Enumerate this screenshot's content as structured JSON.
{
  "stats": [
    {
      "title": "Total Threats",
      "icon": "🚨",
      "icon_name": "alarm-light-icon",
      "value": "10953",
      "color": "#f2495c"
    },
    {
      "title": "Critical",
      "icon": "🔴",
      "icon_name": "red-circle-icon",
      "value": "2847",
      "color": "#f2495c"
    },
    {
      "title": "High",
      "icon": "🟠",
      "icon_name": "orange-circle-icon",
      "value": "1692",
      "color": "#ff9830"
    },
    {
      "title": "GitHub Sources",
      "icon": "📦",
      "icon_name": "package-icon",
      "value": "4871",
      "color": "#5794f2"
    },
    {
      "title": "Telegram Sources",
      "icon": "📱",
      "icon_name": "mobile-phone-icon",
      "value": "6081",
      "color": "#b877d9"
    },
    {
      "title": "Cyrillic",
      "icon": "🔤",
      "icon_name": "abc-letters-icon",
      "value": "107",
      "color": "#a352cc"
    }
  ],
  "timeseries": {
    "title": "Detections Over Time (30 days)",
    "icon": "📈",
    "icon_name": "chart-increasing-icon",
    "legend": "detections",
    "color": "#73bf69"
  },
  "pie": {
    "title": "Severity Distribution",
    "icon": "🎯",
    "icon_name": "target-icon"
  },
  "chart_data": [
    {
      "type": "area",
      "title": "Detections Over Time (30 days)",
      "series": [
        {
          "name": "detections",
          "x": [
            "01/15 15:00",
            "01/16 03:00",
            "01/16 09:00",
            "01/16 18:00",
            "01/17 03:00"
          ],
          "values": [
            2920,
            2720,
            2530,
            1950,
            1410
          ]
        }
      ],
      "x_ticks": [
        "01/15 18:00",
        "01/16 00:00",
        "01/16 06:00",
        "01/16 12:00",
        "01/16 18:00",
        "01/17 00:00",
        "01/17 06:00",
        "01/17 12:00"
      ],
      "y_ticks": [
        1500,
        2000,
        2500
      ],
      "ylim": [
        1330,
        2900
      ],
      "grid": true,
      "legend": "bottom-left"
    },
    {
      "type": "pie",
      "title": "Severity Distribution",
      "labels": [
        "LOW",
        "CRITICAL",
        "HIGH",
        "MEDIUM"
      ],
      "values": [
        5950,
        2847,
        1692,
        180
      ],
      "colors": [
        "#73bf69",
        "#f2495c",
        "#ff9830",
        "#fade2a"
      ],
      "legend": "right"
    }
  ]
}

*Problem to work on*. From the listing, copy each line containing the word "Sources".

*Written response*.
      "title": "GitHub Sources",
      "title": "Telegram Sources",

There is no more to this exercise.